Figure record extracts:

►

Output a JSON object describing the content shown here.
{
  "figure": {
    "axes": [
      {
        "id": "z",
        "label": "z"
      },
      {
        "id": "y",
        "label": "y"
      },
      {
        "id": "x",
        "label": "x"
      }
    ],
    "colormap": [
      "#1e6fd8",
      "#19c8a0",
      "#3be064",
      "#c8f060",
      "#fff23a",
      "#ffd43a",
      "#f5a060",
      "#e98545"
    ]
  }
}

◄

What you will do>
Extract all of the material exactly as it is written.

Output of the exercise>
Output a JSON object describing the content shown here.
{
  "figure": {
    "axes": [
      {
        "id": "z",
        "label": "z"
      },
      {
        "id": "y",
        "label": "y"
      },
      {
        "id": "x",
        "label": "x"
      }
    ],
    "colormap": [
      "#1e6fd8",
      "#19c8a0",
      "#3be064",
      "#c8f060",
      "#fff23a",
      "#ffd43a",
      "#f5a060",
      "#e98545"
    ]
  }
}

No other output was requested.